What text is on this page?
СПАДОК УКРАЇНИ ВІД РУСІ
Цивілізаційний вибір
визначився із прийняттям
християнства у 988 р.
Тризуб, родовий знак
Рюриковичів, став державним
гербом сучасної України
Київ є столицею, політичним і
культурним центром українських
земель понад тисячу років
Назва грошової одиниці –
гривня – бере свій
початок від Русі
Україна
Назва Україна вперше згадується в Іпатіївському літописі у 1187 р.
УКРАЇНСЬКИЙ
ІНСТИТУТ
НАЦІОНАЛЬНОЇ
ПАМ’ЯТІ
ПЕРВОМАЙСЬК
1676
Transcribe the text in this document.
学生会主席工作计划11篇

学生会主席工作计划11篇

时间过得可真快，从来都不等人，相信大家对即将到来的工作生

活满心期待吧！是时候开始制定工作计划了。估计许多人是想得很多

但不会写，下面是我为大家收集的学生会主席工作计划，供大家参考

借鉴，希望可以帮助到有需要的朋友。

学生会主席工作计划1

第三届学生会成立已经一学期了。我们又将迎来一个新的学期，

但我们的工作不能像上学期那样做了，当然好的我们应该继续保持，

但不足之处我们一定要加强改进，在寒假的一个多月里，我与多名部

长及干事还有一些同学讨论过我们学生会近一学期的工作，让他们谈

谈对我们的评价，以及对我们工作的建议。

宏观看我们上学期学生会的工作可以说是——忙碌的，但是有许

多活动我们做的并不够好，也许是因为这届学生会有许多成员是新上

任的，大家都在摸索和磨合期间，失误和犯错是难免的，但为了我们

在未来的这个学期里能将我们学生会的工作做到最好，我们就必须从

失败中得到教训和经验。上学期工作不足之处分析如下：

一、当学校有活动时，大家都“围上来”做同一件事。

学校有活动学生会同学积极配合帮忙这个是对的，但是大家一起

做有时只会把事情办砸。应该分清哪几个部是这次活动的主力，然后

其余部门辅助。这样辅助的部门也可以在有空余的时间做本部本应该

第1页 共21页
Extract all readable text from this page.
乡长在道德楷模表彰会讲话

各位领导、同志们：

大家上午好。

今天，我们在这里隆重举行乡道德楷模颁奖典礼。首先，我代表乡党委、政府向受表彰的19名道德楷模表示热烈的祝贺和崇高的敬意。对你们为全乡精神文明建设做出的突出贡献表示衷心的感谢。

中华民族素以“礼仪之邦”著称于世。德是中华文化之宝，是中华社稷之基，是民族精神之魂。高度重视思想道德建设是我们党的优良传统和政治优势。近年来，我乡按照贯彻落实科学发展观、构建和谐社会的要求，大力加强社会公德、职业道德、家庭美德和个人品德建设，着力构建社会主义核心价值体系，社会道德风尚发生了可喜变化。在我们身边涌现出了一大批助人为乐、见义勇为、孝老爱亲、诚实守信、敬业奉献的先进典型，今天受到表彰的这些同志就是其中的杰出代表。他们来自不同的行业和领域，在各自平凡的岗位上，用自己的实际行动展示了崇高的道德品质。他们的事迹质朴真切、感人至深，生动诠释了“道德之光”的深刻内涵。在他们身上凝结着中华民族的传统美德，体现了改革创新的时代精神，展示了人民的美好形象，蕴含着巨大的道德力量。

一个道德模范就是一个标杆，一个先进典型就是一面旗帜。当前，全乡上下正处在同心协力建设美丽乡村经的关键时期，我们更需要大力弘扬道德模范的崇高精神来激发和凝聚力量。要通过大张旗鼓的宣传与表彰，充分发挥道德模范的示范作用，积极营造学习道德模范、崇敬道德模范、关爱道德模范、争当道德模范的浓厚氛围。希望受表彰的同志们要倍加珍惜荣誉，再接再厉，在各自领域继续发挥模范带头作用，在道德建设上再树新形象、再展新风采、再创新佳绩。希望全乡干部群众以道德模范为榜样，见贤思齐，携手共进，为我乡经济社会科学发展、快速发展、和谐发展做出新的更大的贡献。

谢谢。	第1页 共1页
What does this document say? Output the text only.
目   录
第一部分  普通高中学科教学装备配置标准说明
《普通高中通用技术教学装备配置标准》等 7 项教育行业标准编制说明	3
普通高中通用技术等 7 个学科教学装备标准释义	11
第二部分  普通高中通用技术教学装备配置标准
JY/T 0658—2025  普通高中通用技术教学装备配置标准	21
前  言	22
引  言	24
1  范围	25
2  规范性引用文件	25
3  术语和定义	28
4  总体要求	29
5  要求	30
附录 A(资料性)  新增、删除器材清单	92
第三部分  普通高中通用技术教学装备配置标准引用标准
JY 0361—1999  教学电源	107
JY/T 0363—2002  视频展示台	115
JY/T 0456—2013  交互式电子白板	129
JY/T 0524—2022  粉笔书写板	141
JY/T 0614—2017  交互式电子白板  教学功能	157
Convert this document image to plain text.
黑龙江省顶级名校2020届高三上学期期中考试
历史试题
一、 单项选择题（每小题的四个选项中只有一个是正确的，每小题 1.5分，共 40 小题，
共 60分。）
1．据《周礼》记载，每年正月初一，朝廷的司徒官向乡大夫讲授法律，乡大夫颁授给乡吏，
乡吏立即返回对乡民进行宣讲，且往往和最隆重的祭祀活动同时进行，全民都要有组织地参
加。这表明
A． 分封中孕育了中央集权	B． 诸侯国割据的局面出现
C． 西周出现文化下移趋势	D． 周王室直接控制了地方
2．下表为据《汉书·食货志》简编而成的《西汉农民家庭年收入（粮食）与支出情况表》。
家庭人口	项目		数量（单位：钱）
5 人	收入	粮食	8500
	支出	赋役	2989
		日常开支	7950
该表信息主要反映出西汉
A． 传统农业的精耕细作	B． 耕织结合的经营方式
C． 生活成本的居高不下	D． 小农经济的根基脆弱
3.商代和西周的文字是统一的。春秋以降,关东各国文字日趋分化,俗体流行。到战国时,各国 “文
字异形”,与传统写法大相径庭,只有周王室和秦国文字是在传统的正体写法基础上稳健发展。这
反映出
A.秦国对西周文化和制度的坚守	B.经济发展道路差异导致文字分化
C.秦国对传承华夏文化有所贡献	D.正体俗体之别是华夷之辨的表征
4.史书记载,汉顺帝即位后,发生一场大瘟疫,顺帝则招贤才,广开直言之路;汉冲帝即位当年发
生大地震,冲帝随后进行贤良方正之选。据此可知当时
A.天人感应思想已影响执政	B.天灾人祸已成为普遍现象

□ □ □ □ □ □ □

_What you are asked to do_
Repeat the entries exactly, all of them.

_Exercise output_
What text is on this page?
СПАДОК УКРАЇНИ ВІД РУСІ
Цивілізаційний вибір
визначився із прийняттям
християнства у 988 р.
Тризуб, родовий знак
Рюриковичів, став державним
гербом сучасної України
Київ є столицею, політичним і
культурним центром українських
земель понад тисячу років
Назва грошової одиниці –
гривня – бере свій
початок від Русі
Україна
Назва Україна вперше згадується в Іпатіївському літописі у 1187 р.
УКРАЇНСЬКИЙ
ІНСТИТУТ
НАЦІОНАЛЬНОЇ
ПАМ’ЯТІ
ПЕРВОМАЙСЬК
1676
Transcribe the text in this document.
学生会主席工作计划11篇

学生会主席工作计划11篇

时间过得可真快，从来都不等人，相信大家对即将到来的工作生

活满心期待吧！是时候开始制定工作计划了。估计许多人是想得很多

但不会写，下面是我为大家收集的学生会主席工作计划，供大家参考

借鉴，希望可以帮助到有需要的朋友。

学生会主席工作计划1

第三届学生会成立已经一学期了。我们又将迎来一个新的学期，

但我们的工作不能像上学期那样做了，当然好的我们应该继续保持，

但不足之处我们一定要加强改进，在寒假的一个多月里，我与多名部

长及干事还有一些同学讨论过我们学生会近一学期的工作，让他们谈

谈对我们的评价，以及对我们工作的建议。

宏观看我们上学期学生会的工作可以说是——忙碌的，但是有许

多活动我们做的并不够好，也许是因为这届学生会有许多成员是新上

任的，大家都在摸索和磨合期间，失误和犯错是难免的，但为了我们

在未来的这个学期里能将我们学生会的工作做到最好，我们就必须从

失败中得到教训和经验。上学期工作不足之处分析如下：

一、当学校有活动时，大家都“围上来”做同一件事。

学校有活动学生会同学积极配合帮忙这个是对的，但是大家一起

做有时只会把事情办砸。应该分清哪几个部是这次活动的主力，然后

其余部门辅助。这样辅助的部门也可以在有空余的时间做本部本应该

第1页 共21页
Extract all readable text from this page.
乡长在道德楷模表彰会讲话

各位领导、同志们：

大家上午好。

今天，我们在这里隆重举行乡道德楷模颁奖典礼。首先，我代表乡党委、政府向受表彰的19名道德楷模表示热烈的祝贺和崇高的敬意。对你们为全乡精神文明建设做出的突出贡献表示衷心的感谢。

中华民族素以“礼仪之邦”著称于世。德是中华文化之宝，是中华社稷之基，是民族精神之魂。高度重视思想道德建设是我们党的优良传统和政治优势。近年来，我乡按照贯彻落实科学发展观、构建和谐社会的要求，大力加强社会公德、职业道德、家庭美德和个人品德建设，着力构建社会主义核心价值体系，社会道德风尚发生了可喜变化。在我们身边涌现出了一大批助人为乐、见义勇为、孝老爱亲、诚实守信、敬业奉献的先进典型，今天受到表彰的这些同志就是其中的杰出代表。他们来自不同的行业和领域，在各自平凡的岗位上，用自己的实际行动展示了崇高的道德品质。他们的事迹质朴真切、感人至深，生动诠释了“道德之光”的深刻内涵。在他们身上凝结着中华民族的传统美德，体现了改革创新的时代精神，展示了人民的美好形象，蕴含着巨大的道德力量。

一个道德模范就是一个标杆，一个先进典型就是一面旗帜。当前，全乡上下正处在同心协力建设美丽乡村经的关键时期，我们更需要大力弘扬道德模范的崇高精神来激发和凝聚力量。要通过大张旗鼓的宣传与表彰，充分发挥道德模范的示范作用，积极营造学习道德模范、崇敬道德模范、关爱道德模范、争当道德模范的浓厚氛围。希望受表彰的同志们要倍加珍惜荣誉，再接再厉，在各自领域继续发挥模范带头作用，在道德建设上再树新形象、再展新风采、再创新佳绩。希望全乡干部群众以道德模范为榜样，见贤思齐，携手共进，为我乡经济社会科学发展、快速发展、和谐发展做出新的更大的贡献。

谢谢。	第1页 共1页
What does this document say? Output the text only.
目   录
第一部分  普通高中学科教学装备配置标准说明
《普通高中通用技术教学装备配置标准》等 7 项教育行业标准编制说明	3
普通高中通用技术等 7 个学科教学装备标准释义	11
第二部分  普通高中通用技术教学装备配置标准
JY/T 0658—2025  普通高中通用技术教学装备配置标准	21
前  言	22
引  言	24
1  范围	25
2  规范性引用文件	25
3  术语和定义	28
4  总体要求	29
5  要求	30
附录 A(资料性)  新增、删除器材清单	92
第三部分  普通高中通用技术教学装备配置标准引用标准
JY 0361—1999  教学电源	107
JY/T 0363—2002  视频展示台	115
JY/T 0456—2013  交互式电子白板	129
JY/T 0524—2022  粉笔书写板	141
JY/T 0614—2017  交互式电子白板  教学功能	157
Convert this document image to plain text.
黑龙江省顶级名校2020届高三上学期期中考试
历史试题
一、 单项选择题（每小题的四个选项中只有一个是正确的，每小题 1.5分，共 40 小题，
共 60分。）
1．据《周礼》记载，每年正月初一，朝廷的司徒官向乡大夫讲授法律，乡大夫颁授给乡吏，
乡吏立即返回对乡民进行宣讲，且往往和最隆重的祭祀活动同时进行，全民都要有组织地参
加。这表明
A． 分封中孕育了中央集权	B． 诸侯国割据的局面出现
C． 西周出现文化下移趋势	D． 周王室直接控制了地方
2．下表为据《汉书·食货志》简编而成的《西汉农民家庭年收入（粮食）与支出情况表》。
家庭人口	项目		数量（单位：钱）
5 人	收入	粮食	8500
	支出	赋役	2989
		日常开支	7950
该表信息主要反映出西汉
A． 传统农业的精耕细作	B． 耕织结合的经营方式
C． 生活成本的居高不下	D． 小农经济的根基脆弱
3.商代和西周的文字是统一的。春秋以降,关东各国文字日趋分化,俗体流行。到战国时,各国 “文
字异形”,与传统写法大相径庭,只有周王室和秦国文字是在传统的正体写法基础上稳健发展。这
反映出
A.秦国对西周文化和制度的坚守	B.经济发展道路差异导致文字分化
C.秦国对传承华夏文化有所贡献	D.正体俗体之别是华夷之辨的表征
4.史书记载,汉顺帝即位后,发生一场大瘟疫,顺帝则招贤才,广开直言之路;汉冲帝即位当年发
生大地震,冲帝随后进行贤良方正之选。据此可知当时
A.天人感应思想已影响执政	B.天灾人祸已成为普遍现象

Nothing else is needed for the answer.